_Problem statement_
Check every line of the entries for "JSON", and copy the lines that hold it.

_Figure contents as structured data_
....................
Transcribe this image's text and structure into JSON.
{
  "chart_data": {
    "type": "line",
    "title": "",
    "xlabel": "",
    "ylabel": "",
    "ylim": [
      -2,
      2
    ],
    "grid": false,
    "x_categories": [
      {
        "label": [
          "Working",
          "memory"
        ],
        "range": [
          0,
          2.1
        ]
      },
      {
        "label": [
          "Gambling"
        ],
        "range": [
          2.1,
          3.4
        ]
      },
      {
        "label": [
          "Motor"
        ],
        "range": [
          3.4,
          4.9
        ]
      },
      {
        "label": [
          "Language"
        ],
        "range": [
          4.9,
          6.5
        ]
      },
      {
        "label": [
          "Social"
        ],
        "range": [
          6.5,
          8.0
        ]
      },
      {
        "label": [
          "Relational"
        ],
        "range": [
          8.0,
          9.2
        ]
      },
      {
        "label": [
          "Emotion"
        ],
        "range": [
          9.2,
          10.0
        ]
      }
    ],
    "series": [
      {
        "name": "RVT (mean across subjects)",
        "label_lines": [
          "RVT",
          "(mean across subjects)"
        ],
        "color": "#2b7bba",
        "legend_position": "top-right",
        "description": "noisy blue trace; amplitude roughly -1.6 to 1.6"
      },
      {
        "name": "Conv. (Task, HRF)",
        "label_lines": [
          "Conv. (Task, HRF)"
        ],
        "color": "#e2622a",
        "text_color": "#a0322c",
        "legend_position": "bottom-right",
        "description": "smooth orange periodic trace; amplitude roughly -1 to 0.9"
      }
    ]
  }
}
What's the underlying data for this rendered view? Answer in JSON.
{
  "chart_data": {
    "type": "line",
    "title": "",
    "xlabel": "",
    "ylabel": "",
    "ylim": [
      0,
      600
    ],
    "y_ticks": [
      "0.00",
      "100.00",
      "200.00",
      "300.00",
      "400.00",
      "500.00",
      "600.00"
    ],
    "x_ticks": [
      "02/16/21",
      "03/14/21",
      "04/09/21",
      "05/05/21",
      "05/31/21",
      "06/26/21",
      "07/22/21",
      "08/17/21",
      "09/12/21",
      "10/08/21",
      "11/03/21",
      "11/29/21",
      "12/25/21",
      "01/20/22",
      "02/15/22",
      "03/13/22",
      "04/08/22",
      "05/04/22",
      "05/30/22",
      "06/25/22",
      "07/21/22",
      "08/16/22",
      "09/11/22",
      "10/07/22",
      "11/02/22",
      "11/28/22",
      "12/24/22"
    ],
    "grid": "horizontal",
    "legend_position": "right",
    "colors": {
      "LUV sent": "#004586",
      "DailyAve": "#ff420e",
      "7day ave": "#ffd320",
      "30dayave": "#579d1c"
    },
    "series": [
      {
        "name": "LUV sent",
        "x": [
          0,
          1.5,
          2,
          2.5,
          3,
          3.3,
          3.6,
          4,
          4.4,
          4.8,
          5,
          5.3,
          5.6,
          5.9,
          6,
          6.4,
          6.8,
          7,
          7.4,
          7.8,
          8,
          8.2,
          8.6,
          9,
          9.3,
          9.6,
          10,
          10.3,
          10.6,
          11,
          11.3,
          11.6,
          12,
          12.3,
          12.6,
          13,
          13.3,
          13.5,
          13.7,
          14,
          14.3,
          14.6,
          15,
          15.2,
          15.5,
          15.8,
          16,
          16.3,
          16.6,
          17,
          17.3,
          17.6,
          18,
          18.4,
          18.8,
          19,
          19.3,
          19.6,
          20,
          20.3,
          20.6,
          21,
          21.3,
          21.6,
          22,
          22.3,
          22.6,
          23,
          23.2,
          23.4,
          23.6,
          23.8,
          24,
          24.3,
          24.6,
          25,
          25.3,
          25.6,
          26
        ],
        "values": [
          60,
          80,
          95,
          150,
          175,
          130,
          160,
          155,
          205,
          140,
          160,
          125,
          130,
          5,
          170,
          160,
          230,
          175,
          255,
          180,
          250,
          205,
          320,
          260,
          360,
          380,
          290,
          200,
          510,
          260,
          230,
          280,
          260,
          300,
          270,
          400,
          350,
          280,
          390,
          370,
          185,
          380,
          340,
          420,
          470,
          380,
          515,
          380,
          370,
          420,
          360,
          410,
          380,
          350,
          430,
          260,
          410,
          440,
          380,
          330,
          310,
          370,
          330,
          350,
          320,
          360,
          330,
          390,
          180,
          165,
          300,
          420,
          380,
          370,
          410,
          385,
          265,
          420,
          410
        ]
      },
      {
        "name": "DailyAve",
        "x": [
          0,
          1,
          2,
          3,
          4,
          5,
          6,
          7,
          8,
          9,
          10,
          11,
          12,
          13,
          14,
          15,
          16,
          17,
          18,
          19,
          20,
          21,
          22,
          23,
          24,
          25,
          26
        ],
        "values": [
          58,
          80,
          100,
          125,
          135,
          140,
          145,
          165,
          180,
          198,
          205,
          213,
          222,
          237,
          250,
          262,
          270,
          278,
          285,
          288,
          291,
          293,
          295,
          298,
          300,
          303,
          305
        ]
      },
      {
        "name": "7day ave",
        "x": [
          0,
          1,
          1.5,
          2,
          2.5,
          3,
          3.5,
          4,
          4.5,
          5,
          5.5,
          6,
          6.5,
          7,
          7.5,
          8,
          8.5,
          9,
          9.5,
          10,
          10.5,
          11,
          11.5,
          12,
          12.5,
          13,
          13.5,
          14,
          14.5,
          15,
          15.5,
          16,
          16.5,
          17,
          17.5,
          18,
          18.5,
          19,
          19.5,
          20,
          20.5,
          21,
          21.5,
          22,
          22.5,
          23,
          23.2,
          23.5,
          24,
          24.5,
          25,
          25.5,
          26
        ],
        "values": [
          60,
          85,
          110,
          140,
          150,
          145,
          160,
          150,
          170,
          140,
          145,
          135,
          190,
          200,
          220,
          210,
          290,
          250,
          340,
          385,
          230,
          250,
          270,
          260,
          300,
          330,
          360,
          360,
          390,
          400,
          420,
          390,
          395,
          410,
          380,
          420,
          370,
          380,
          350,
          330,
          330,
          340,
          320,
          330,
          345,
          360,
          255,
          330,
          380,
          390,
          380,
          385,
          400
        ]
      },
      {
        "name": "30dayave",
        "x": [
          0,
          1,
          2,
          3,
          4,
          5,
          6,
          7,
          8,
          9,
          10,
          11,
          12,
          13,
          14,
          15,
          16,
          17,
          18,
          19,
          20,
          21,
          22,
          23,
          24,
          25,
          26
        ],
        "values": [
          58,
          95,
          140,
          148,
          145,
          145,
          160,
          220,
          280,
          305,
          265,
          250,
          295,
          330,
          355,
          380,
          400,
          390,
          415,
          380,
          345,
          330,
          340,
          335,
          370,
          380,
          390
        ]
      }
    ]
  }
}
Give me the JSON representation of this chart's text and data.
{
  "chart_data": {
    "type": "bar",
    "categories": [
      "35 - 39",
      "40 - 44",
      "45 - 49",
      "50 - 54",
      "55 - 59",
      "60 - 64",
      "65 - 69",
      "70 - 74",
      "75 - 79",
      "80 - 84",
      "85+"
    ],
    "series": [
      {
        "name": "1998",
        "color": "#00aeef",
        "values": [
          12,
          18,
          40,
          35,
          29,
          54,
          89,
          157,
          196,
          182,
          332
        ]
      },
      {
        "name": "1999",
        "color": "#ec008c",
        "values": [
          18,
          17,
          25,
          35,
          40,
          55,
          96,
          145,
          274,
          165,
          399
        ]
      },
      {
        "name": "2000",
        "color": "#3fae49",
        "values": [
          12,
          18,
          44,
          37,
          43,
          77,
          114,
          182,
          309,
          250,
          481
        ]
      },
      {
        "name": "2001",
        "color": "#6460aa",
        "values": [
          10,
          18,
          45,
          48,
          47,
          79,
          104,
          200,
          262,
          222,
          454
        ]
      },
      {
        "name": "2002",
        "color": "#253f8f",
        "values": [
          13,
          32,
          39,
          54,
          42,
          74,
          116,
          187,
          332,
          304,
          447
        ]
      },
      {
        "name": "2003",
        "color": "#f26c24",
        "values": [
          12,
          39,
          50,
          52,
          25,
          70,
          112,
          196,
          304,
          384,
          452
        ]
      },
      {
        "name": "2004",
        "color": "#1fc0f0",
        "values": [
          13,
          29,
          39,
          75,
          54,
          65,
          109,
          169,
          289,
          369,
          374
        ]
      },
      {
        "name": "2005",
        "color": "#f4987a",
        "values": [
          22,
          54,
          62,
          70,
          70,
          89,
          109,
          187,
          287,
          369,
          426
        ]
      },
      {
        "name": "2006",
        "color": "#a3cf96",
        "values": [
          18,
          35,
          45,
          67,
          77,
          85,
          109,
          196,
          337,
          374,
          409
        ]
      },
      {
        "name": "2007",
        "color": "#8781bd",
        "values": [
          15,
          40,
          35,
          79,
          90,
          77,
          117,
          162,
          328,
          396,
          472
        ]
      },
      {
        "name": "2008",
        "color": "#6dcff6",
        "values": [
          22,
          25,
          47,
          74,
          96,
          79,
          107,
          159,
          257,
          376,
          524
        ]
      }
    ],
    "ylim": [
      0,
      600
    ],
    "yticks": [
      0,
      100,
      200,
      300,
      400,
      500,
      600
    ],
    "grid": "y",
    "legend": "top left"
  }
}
....................
_Solution for this exercise_
Transcribe this image's text and structure into JSON.
What's the underlying data for this rendered view? Answer in JSON.
Give me the JSON representation of this chart's text and data.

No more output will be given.